[Records]

-*-

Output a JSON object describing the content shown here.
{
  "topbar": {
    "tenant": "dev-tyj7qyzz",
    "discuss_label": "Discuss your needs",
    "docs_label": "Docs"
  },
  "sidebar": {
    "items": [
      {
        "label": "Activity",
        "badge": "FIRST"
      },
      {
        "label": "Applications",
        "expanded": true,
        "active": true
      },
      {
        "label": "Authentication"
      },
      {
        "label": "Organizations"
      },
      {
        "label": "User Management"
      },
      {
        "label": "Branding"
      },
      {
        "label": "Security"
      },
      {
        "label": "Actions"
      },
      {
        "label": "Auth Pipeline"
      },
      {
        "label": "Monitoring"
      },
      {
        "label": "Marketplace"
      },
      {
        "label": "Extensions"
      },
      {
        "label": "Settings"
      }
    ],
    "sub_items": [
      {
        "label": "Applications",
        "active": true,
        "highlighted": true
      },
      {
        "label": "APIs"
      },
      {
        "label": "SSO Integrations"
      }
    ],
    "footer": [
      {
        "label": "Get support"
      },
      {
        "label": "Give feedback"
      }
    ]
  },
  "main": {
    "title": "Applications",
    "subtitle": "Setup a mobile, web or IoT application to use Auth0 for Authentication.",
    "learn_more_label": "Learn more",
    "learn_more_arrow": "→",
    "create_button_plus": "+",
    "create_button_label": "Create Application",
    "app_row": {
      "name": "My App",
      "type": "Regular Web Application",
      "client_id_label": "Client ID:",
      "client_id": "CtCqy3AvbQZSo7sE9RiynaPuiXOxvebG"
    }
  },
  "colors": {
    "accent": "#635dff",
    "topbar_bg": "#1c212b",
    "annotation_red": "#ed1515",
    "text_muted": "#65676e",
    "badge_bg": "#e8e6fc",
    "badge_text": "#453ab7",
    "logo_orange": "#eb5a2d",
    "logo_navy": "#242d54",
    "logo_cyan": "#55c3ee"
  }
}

-*-

• _Task to complete_
Which lines contain "Authentication"? Show each of them.

• _Result for this task_
        "label": "Authentication"
    "subtitle": "Setup a mobile, web or IoT application to use Auth0 for Authentication.",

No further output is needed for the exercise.